◆ EXERCISE DESCRIPTION ◆
Gather each line of the records where "Annales" appears.

>>>

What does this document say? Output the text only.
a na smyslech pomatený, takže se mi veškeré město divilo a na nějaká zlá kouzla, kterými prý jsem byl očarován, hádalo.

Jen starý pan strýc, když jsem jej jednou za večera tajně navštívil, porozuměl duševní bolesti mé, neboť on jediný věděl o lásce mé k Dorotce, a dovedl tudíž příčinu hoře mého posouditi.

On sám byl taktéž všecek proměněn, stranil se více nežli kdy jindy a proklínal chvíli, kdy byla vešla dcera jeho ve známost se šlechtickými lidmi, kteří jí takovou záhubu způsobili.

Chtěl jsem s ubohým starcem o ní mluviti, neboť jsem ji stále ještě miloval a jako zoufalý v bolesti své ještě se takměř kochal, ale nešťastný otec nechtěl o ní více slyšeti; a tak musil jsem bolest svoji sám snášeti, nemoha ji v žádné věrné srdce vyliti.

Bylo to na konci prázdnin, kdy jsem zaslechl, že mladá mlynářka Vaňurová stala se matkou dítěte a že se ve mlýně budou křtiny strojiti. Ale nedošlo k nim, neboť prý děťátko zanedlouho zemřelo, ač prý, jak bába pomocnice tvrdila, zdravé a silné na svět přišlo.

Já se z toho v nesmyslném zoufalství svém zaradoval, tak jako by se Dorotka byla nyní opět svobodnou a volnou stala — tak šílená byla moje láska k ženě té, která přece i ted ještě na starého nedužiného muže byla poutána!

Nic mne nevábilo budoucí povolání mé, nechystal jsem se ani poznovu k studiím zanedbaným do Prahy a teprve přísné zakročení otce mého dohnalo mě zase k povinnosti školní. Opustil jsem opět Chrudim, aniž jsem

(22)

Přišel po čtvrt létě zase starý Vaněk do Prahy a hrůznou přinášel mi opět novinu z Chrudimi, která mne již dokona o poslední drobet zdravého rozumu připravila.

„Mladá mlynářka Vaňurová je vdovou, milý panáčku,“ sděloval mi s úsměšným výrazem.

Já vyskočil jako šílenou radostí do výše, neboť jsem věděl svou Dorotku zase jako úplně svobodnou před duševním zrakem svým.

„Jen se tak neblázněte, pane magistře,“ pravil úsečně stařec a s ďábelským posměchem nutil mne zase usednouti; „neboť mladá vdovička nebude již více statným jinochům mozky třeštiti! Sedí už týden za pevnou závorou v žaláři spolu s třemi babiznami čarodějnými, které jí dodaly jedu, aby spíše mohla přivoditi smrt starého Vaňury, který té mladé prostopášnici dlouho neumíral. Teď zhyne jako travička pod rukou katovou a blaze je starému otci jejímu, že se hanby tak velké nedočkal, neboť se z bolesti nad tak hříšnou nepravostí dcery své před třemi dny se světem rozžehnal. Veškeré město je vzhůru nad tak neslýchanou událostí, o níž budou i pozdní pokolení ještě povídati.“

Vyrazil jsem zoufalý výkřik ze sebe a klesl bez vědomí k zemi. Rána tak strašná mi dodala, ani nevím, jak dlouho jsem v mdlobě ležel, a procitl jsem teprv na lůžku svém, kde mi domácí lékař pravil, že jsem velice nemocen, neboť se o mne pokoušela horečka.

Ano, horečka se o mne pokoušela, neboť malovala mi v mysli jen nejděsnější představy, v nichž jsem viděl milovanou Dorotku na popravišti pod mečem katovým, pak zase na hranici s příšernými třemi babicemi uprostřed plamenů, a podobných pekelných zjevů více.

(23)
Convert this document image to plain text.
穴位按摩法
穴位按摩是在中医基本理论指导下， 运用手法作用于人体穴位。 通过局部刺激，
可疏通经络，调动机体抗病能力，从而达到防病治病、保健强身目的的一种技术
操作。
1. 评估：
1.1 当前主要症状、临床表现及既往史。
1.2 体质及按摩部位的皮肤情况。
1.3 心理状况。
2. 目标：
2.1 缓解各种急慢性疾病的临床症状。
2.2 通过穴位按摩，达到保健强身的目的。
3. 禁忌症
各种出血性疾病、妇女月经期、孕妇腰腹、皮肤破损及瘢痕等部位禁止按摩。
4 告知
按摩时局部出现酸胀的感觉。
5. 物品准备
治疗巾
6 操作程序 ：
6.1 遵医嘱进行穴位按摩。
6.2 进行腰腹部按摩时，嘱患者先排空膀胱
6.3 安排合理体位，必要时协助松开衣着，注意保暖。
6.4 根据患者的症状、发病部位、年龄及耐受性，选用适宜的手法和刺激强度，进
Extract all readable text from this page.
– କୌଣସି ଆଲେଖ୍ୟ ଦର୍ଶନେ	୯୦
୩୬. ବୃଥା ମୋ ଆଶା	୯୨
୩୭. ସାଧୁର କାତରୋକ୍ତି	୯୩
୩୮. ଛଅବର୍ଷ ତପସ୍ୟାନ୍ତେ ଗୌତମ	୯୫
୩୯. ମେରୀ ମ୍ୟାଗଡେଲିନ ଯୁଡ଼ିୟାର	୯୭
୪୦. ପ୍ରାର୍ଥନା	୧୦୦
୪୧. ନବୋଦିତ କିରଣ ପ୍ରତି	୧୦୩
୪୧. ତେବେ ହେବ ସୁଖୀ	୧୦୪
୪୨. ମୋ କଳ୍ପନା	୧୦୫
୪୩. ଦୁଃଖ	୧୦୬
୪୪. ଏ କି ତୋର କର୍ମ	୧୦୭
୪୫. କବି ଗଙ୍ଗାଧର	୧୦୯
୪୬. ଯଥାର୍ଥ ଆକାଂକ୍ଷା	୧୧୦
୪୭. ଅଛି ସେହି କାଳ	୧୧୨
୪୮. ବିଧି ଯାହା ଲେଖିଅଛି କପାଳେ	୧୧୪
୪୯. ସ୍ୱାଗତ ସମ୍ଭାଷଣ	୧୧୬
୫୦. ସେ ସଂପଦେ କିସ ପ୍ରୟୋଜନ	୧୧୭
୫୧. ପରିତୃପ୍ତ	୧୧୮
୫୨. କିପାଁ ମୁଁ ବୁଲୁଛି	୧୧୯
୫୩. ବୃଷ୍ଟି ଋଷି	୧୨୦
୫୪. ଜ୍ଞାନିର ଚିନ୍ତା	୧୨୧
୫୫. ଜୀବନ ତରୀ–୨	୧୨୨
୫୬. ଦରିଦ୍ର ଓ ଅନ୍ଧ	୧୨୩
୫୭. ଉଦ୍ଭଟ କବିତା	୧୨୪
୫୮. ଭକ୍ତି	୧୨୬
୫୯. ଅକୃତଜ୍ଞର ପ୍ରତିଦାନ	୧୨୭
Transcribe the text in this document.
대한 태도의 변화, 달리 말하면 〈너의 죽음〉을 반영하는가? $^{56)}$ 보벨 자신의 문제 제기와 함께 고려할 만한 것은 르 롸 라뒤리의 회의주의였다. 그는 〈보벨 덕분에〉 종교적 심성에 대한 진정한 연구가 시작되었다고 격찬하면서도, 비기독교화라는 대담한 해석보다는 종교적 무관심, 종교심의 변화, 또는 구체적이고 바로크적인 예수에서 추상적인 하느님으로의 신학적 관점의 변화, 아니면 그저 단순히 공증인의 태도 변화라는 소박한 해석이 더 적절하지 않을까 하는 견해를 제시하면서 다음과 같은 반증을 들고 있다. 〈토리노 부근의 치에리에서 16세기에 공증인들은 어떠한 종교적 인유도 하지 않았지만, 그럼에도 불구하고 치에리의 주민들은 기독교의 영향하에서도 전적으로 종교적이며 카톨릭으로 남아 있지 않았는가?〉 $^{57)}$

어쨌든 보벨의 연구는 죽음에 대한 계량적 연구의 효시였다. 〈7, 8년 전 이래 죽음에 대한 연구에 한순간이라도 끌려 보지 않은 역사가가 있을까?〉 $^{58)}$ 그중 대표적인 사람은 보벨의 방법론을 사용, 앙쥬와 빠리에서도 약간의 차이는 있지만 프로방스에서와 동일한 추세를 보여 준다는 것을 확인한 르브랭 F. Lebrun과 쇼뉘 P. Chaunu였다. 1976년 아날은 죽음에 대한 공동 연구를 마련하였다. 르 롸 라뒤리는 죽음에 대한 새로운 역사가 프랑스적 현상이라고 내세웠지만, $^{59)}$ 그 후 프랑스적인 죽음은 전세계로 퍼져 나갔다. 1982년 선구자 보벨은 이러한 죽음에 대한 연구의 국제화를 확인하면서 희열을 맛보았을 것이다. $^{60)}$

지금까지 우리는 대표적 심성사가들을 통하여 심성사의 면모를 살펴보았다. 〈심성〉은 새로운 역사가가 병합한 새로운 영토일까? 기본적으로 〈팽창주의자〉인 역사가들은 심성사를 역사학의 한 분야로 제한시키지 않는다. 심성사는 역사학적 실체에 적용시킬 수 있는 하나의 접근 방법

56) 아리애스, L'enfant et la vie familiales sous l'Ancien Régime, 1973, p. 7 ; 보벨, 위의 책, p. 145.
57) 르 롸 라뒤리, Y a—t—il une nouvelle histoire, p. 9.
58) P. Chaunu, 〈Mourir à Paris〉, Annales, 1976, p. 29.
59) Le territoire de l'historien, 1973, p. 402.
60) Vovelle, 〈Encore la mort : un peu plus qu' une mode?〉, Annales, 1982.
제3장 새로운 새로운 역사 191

<<<

◆ COMPLETE OUTPUT ◆
58) P. Chaunu, 〈Mourir à Paris〉, Annales, 1976, p. 29.
60) Vovelle, 〈Encore la mort : un peu plus qu' une mode?〉, Annales, 1982.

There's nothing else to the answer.